** START **

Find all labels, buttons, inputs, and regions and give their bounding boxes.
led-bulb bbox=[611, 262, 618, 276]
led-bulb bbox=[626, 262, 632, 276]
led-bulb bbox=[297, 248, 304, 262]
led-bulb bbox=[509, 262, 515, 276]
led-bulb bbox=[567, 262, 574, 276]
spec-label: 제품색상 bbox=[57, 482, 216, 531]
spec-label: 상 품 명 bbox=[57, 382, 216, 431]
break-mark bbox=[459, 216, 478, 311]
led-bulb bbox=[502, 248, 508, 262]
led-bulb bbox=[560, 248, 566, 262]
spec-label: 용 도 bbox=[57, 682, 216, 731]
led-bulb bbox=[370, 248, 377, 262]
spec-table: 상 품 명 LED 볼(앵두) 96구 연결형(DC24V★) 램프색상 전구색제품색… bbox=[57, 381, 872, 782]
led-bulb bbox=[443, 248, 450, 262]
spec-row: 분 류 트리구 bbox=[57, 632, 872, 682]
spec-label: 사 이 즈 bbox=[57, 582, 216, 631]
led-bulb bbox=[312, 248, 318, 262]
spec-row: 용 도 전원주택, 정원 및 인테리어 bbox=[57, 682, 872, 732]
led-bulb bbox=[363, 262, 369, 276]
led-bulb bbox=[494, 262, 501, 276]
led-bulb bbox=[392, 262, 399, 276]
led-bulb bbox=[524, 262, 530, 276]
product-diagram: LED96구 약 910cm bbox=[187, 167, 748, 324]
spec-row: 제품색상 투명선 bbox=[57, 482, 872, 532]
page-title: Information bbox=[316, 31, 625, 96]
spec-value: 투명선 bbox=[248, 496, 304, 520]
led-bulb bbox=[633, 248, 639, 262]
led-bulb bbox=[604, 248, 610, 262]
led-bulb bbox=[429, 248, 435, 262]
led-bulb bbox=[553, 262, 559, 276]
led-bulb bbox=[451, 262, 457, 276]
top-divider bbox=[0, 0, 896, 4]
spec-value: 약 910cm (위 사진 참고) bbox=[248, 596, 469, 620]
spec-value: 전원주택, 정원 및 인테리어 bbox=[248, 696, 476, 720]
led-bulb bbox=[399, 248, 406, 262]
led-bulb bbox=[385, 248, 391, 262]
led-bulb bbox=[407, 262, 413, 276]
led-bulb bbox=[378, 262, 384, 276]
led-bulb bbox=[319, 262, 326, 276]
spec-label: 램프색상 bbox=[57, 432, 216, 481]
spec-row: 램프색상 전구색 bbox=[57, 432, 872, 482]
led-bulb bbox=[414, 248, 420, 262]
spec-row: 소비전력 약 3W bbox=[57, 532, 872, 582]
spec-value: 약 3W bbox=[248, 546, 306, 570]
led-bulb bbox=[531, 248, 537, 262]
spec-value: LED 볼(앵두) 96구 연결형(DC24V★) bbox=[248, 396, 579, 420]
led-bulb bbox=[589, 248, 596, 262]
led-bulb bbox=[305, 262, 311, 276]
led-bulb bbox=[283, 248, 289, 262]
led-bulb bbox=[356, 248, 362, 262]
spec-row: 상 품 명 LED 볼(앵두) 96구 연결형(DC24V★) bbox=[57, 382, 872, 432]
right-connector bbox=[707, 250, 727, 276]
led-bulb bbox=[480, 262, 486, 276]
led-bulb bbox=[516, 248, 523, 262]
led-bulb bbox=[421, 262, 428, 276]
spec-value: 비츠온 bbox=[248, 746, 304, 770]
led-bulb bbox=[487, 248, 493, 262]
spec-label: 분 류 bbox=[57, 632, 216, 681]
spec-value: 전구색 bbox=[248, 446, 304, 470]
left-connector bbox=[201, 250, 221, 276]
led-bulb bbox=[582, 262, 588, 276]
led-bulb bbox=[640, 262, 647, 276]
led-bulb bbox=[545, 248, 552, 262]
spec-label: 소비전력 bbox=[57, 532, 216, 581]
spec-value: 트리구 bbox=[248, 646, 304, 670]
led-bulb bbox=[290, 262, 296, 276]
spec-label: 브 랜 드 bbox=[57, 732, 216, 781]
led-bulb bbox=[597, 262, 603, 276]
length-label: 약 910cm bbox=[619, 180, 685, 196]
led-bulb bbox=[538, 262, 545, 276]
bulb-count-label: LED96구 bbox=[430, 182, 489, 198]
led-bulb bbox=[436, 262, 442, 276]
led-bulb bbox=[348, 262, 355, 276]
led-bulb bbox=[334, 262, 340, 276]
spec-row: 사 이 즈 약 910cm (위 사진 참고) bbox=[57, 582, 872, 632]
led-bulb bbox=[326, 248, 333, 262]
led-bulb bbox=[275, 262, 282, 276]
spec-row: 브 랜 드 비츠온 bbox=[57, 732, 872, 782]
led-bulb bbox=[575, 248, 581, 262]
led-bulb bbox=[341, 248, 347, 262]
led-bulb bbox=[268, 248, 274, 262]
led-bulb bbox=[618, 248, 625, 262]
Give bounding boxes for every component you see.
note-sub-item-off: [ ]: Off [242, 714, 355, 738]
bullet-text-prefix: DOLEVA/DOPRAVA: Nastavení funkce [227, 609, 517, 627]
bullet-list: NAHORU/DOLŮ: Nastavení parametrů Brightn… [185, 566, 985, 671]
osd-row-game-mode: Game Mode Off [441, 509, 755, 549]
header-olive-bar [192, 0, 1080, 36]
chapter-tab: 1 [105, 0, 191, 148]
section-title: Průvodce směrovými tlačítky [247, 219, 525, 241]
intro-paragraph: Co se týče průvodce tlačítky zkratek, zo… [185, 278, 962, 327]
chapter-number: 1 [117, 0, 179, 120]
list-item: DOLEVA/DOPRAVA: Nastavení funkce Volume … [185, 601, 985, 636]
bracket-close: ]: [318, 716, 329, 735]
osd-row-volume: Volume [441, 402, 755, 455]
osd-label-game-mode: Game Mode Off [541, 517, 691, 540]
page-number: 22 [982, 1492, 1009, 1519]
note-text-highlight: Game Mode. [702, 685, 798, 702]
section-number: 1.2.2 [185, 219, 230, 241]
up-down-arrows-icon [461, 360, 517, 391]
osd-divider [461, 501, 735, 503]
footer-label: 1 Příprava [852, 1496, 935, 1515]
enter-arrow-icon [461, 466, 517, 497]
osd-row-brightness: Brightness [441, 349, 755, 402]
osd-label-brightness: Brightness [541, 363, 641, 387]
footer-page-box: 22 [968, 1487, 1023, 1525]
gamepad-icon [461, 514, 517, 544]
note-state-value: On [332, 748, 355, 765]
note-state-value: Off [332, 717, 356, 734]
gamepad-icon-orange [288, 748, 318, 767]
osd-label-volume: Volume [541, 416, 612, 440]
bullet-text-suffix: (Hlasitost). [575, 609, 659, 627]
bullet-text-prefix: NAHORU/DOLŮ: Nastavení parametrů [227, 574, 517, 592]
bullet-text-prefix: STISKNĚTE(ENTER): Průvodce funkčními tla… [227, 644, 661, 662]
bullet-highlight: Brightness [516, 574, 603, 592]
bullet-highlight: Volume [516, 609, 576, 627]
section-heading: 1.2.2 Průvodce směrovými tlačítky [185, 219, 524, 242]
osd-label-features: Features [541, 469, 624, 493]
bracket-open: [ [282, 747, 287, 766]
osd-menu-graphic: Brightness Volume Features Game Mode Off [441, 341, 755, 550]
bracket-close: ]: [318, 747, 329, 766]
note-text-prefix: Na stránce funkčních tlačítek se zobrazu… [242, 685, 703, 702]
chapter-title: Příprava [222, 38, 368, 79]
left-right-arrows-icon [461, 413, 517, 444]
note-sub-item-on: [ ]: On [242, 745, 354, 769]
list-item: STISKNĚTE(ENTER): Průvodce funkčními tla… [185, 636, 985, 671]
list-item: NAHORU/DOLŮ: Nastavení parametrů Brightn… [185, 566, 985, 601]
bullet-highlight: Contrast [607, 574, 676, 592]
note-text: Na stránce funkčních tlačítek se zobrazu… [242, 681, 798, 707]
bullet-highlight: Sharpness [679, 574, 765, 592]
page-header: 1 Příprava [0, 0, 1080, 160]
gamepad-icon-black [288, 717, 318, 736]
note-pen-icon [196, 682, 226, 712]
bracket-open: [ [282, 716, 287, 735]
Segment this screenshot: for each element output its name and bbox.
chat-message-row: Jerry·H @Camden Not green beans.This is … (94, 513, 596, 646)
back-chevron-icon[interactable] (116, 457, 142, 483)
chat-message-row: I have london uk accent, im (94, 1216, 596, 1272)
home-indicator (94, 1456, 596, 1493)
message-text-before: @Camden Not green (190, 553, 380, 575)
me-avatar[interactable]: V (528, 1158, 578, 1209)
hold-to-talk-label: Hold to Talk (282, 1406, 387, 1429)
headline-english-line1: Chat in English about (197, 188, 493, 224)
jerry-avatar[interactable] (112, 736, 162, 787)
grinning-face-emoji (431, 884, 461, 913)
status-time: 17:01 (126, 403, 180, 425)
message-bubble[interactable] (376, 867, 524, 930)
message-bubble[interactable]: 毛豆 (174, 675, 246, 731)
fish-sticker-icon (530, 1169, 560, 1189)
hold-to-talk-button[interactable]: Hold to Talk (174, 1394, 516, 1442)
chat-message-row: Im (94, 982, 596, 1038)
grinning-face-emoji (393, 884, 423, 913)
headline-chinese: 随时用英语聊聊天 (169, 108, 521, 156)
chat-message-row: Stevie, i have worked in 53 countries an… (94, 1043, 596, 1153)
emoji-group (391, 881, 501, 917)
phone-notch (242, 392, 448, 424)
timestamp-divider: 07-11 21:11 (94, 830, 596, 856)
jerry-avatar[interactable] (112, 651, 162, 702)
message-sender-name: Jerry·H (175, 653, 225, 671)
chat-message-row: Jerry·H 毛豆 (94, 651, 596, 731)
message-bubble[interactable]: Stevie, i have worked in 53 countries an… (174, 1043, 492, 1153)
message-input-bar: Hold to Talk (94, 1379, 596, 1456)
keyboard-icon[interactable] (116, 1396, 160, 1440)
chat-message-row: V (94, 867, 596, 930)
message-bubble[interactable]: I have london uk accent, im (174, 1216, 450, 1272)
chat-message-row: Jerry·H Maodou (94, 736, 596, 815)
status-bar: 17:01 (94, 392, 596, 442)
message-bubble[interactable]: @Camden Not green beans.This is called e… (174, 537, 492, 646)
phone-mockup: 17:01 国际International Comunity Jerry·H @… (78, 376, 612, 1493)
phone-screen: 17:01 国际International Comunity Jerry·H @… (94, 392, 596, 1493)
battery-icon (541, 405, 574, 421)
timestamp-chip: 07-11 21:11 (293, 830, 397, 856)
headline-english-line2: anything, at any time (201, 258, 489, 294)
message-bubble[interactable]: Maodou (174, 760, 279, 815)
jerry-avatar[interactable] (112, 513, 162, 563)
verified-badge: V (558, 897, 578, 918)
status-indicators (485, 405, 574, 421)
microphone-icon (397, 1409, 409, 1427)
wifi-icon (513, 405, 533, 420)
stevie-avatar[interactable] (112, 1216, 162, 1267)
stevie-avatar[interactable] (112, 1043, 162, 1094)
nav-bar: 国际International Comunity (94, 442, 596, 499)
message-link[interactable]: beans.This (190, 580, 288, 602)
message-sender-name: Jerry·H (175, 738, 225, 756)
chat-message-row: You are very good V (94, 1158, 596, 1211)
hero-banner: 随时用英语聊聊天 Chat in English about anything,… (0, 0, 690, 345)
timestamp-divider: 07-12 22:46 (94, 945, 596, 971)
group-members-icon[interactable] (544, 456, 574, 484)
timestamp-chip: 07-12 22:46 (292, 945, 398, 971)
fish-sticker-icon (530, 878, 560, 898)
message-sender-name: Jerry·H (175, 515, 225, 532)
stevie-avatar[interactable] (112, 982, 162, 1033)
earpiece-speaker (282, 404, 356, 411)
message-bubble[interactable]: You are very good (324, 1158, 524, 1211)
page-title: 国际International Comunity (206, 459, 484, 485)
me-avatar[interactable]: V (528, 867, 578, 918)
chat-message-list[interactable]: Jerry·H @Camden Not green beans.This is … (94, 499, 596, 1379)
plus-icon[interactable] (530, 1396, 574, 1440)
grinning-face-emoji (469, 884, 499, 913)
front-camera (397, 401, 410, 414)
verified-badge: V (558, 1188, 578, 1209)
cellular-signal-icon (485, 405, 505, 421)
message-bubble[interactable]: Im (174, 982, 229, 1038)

** END **

### What to produce:
Extract the stretch of the items from their first line through the line containing "led-bulb bbox=[567, 262, 574, 276]", reproducing every line without alteration.

### Finished exercise:
Find all labels, buttons, inputs, and regions and give their bounding boxes.
led-bulb bbox=[611, 262, 618, 276]
led-bulb bbox=[626, 262, 632, 276]
led-bulb bbox=[297, 248, 304, 262]
led-bulb bbox=[509, 262, 515, 276]
led-bulb bbox=[567, 262, 574, 276]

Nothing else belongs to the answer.